■ **Your task**
Copy each line that has the string "Neuhoff" somewhere in it.

■ **Excerpt from a dataset**

■ ■ ■ ■

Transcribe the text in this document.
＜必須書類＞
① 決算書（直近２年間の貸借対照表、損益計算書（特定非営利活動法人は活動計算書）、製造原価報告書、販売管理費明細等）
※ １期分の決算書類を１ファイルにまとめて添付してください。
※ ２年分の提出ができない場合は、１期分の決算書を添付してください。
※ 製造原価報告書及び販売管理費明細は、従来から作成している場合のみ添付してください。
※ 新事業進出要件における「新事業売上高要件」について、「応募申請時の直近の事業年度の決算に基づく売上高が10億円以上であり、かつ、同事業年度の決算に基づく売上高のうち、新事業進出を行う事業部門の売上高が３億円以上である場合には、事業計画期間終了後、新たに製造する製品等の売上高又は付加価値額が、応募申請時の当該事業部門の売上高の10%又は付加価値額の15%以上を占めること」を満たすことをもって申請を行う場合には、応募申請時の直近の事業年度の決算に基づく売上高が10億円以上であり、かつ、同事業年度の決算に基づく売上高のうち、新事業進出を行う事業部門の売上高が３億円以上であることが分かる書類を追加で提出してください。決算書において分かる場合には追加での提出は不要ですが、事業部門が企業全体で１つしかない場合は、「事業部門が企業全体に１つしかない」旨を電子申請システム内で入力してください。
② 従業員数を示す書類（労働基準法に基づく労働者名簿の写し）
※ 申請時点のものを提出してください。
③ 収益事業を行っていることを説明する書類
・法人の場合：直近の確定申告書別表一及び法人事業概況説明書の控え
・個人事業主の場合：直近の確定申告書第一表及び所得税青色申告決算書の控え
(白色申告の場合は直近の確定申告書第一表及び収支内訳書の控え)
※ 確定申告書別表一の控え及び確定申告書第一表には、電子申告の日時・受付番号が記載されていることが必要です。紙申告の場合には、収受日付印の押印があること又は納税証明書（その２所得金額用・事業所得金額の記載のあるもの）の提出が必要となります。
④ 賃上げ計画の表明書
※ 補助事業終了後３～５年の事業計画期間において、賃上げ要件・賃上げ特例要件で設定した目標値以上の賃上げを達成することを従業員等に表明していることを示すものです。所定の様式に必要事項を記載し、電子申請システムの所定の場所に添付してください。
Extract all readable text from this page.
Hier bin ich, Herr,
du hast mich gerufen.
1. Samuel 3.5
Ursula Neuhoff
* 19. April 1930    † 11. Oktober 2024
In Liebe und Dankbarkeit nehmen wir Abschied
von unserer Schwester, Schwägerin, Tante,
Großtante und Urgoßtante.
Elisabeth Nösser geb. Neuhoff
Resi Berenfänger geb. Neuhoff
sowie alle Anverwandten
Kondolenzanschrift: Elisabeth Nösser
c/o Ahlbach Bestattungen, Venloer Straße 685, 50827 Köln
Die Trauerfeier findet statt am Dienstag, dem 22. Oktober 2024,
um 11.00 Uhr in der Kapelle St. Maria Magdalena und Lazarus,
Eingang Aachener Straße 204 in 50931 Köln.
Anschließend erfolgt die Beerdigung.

■ ■ ■ ■

■ **Task response**
Ursula Neuhoff
Elisabeth Nösser geb. Neuhoff
Resi Berenfänger geb. Neuhoff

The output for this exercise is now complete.